■ Stated problem: Look through the material below. Copy every line with the string "this" in it.

Excerpt from a dataset

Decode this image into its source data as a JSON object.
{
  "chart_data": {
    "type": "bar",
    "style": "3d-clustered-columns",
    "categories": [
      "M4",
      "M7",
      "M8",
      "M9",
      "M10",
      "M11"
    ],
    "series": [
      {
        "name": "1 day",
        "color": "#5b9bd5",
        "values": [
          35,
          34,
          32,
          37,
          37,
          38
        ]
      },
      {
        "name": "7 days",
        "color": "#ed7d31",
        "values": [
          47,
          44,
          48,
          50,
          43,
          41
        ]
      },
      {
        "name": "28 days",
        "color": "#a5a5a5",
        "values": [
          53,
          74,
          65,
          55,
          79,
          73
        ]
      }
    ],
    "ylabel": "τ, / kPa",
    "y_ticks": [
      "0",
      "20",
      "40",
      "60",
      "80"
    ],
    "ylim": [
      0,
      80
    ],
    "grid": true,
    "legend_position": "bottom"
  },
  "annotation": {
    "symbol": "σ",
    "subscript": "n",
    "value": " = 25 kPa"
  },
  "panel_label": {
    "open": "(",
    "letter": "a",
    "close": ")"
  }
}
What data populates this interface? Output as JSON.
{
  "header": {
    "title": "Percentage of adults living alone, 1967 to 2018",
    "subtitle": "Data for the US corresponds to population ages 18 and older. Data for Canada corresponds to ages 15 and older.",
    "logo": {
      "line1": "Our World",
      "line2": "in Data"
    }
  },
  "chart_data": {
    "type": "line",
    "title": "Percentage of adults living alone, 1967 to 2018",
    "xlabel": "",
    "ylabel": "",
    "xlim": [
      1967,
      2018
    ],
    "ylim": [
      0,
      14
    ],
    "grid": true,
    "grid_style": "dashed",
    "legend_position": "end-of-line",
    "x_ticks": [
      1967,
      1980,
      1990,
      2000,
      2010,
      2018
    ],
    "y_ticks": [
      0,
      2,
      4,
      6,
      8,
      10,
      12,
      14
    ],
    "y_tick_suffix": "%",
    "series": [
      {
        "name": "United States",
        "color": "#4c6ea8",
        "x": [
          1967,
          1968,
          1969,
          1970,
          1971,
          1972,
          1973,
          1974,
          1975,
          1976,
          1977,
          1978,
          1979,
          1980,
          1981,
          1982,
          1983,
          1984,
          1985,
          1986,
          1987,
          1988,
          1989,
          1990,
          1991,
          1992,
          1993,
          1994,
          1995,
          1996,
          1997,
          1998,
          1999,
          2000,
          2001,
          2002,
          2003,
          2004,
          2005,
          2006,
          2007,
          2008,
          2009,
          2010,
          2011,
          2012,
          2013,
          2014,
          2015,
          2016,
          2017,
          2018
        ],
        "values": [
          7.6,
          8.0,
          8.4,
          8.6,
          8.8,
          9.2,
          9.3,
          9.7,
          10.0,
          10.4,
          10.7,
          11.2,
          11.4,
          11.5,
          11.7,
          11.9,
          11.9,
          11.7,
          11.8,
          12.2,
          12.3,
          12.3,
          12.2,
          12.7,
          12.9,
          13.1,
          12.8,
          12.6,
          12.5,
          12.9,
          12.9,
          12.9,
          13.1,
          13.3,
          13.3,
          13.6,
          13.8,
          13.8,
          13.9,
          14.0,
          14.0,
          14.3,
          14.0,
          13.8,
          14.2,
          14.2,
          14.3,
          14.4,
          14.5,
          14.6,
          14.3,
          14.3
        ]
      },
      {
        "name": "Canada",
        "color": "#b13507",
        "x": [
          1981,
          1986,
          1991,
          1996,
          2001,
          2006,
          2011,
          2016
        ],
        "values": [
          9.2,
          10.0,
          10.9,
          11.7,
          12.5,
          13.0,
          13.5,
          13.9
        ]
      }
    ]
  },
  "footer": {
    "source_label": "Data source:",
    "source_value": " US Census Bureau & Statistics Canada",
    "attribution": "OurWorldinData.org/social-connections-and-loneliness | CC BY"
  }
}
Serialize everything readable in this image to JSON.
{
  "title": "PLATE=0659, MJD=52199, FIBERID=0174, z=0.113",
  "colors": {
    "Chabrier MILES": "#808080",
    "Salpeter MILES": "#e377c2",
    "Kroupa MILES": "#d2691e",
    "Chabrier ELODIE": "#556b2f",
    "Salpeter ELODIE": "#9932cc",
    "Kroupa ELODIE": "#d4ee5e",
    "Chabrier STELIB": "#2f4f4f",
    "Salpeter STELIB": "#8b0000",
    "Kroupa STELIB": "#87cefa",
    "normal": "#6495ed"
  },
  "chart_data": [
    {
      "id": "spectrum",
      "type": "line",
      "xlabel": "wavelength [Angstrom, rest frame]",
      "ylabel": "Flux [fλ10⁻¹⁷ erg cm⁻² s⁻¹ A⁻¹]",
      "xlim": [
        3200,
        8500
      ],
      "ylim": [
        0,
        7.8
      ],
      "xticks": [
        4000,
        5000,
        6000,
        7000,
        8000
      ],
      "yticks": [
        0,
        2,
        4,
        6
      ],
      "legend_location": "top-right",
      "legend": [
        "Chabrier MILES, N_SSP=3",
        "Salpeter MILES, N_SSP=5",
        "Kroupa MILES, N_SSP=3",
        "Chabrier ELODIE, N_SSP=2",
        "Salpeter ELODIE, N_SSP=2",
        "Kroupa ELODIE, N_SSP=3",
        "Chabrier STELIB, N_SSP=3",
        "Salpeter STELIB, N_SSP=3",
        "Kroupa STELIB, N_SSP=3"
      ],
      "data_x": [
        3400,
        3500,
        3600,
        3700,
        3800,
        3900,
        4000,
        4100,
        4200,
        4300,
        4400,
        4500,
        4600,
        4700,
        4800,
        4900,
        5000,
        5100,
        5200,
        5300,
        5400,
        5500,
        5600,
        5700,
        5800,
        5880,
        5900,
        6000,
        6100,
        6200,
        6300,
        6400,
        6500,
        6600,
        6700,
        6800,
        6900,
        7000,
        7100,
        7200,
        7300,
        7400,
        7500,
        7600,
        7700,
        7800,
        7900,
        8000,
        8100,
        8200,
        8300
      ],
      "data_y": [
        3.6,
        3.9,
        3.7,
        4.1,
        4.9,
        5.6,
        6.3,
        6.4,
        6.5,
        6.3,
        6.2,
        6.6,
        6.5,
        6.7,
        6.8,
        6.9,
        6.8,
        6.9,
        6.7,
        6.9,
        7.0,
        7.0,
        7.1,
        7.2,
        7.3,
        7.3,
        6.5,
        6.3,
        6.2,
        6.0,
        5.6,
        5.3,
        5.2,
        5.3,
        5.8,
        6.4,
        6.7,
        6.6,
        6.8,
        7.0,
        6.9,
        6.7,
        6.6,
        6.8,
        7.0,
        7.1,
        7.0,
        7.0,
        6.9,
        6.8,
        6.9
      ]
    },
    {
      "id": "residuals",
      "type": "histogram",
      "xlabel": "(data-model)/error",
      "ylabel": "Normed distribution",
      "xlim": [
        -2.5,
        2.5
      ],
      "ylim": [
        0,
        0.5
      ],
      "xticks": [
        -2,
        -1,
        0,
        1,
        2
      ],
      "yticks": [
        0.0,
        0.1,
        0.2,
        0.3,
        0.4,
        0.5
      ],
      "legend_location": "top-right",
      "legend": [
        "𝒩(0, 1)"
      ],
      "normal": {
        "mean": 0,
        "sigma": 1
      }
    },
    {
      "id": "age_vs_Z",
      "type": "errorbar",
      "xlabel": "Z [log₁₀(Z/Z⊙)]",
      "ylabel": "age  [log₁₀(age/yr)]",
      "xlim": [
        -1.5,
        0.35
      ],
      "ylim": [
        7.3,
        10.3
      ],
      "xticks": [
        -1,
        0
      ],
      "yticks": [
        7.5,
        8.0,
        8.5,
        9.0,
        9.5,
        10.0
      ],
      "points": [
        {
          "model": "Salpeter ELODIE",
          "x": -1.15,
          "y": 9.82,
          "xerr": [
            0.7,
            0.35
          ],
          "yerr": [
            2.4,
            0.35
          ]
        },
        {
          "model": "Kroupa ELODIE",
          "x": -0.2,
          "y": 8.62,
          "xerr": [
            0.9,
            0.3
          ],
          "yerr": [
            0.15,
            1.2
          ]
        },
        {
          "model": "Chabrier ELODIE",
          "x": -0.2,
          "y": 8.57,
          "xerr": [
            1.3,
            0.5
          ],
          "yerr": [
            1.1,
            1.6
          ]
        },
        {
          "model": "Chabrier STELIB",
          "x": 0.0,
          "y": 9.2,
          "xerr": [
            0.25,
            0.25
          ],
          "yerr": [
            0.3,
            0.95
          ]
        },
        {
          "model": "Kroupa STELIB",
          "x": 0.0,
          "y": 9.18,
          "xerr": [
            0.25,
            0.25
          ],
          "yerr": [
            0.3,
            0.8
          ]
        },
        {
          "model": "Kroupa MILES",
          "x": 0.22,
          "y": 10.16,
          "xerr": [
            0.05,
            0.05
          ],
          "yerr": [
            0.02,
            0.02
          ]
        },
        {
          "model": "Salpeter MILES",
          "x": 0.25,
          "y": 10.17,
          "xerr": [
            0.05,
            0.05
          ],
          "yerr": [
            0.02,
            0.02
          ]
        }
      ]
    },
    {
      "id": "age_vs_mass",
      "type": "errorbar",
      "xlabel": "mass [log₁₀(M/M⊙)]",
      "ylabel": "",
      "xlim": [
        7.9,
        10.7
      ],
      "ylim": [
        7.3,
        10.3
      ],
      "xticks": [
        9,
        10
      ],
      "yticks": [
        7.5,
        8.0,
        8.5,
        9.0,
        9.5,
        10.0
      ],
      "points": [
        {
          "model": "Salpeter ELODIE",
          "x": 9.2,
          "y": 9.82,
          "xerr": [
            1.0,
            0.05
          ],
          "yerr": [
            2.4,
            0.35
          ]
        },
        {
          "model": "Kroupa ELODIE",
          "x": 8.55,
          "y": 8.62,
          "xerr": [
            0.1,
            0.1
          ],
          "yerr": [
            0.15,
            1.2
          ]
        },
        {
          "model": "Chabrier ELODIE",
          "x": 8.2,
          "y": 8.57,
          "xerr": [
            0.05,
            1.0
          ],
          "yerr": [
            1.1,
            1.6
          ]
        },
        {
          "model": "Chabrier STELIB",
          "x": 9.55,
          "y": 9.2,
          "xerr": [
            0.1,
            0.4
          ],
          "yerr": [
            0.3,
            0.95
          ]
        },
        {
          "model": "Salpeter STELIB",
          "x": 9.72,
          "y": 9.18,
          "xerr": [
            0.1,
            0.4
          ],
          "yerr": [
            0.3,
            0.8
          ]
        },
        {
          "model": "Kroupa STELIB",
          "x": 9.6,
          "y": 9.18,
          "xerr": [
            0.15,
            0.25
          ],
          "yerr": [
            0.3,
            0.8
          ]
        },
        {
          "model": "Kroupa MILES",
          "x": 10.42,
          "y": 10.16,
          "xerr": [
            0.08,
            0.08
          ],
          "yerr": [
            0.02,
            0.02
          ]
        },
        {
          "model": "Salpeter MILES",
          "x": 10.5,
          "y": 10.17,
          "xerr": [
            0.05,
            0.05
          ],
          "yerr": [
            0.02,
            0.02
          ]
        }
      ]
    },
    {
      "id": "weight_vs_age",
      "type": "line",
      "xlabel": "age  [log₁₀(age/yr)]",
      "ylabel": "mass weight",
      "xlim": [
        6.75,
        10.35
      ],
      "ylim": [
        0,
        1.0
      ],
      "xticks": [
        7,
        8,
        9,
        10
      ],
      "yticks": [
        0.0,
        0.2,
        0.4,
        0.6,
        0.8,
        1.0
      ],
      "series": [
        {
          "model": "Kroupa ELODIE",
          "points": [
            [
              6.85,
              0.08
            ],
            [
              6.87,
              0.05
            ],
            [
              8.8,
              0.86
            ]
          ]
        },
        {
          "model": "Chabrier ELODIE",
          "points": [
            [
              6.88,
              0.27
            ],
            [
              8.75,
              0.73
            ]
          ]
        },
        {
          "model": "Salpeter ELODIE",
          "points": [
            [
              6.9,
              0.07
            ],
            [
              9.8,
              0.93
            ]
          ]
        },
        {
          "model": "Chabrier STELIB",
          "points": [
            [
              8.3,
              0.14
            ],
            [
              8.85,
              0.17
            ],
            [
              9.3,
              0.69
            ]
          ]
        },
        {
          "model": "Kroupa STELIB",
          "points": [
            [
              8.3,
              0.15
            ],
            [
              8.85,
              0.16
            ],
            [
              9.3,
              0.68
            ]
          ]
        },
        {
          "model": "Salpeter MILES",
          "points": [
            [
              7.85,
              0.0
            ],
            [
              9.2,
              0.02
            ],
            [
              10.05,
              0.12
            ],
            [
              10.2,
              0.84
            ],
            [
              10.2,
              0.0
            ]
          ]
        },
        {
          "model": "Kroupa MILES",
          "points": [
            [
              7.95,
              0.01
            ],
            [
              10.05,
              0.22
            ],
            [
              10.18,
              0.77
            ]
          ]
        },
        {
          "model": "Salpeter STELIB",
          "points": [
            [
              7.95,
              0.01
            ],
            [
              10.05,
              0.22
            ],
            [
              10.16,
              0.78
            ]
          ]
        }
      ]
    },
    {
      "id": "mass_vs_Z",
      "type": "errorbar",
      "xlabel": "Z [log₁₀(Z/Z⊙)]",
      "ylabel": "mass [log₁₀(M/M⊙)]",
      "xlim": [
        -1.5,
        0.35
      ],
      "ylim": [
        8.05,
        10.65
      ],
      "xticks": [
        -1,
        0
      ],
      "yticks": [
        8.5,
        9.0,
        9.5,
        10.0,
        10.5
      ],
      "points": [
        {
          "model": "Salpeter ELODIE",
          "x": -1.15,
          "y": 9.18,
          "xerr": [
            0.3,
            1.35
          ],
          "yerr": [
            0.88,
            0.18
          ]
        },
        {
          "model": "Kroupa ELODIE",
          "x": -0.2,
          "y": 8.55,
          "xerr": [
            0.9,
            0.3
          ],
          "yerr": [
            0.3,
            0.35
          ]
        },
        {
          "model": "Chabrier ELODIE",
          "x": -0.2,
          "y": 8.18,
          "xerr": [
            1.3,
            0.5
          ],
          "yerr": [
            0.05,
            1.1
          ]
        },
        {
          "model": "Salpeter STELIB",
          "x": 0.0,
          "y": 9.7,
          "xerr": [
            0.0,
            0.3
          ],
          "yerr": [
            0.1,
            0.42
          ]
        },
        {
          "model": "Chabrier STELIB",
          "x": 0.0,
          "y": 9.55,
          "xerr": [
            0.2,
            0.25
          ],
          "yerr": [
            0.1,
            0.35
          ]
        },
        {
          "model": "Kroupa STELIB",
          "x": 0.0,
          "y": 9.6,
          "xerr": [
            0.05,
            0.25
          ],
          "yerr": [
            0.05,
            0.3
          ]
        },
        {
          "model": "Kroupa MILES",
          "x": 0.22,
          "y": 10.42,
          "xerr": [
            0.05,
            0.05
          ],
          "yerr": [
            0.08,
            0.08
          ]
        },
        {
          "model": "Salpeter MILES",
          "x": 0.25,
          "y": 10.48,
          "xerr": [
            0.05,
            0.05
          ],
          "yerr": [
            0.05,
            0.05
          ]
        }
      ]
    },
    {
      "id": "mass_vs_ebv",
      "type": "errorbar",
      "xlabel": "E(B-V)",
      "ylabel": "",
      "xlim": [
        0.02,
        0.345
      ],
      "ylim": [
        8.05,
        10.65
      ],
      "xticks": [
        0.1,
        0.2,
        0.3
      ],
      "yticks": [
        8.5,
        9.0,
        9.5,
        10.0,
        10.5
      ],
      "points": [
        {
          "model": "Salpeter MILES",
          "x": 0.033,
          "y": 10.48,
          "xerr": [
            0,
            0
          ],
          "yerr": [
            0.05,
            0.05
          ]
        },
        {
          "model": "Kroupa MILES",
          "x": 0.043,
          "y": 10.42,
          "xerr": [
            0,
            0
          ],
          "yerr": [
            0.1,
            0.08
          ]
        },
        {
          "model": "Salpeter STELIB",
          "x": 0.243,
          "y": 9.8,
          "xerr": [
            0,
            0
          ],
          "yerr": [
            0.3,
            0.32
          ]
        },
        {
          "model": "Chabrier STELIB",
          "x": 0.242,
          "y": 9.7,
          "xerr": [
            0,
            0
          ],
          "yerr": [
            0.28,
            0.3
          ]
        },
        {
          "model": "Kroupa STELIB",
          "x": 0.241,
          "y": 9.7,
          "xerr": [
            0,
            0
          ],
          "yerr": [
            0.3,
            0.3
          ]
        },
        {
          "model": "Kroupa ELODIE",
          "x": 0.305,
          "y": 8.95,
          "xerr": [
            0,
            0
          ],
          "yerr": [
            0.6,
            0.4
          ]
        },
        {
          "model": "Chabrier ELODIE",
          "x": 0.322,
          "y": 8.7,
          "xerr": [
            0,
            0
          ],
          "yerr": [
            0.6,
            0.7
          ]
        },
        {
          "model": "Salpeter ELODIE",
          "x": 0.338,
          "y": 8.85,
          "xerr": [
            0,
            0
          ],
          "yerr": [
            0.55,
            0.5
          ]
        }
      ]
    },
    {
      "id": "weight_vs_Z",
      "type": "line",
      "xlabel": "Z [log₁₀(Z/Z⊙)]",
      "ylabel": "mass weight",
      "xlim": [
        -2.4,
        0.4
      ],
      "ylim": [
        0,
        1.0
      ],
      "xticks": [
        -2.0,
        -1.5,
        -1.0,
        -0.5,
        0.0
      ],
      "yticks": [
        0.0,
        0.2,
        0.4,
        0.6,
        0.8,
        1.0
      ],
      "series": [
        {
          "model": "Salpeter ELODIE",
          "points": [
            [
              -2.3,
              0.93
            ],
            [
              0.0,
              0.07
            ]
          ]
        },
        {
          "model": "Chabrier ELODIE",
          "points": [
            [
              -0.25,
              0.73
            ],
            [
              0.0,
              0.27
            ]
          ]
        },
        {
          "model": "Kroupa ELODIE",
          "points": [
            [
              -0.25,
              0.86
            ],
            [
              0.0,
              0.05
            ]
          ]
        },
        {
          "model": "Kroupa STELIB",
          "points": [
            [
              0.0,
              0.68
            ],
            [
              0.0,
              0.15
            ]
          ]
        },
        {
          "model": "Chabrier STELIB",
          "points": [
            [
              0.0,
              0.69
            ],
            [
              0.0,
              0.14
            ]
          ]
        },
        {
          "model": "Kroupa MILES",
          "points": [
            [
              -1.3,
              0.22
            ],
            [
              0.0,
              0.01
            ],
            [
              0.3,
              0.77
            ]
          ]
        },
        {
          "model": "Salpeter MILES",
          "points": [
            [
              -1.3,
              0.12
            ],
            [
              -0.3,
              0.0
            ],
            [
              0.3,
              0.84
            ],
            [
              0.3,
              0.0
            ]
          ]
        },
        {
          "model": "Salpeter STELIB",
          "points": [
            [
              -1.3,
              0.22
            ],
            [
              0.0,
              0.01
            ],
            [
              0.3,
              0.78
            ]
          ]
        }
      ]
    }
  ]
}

■ Correct answer:
Decode this image into its source data as a JSON object.
What data populates this interface? Output as JSON.
Serialize everything readable in this image to JSON.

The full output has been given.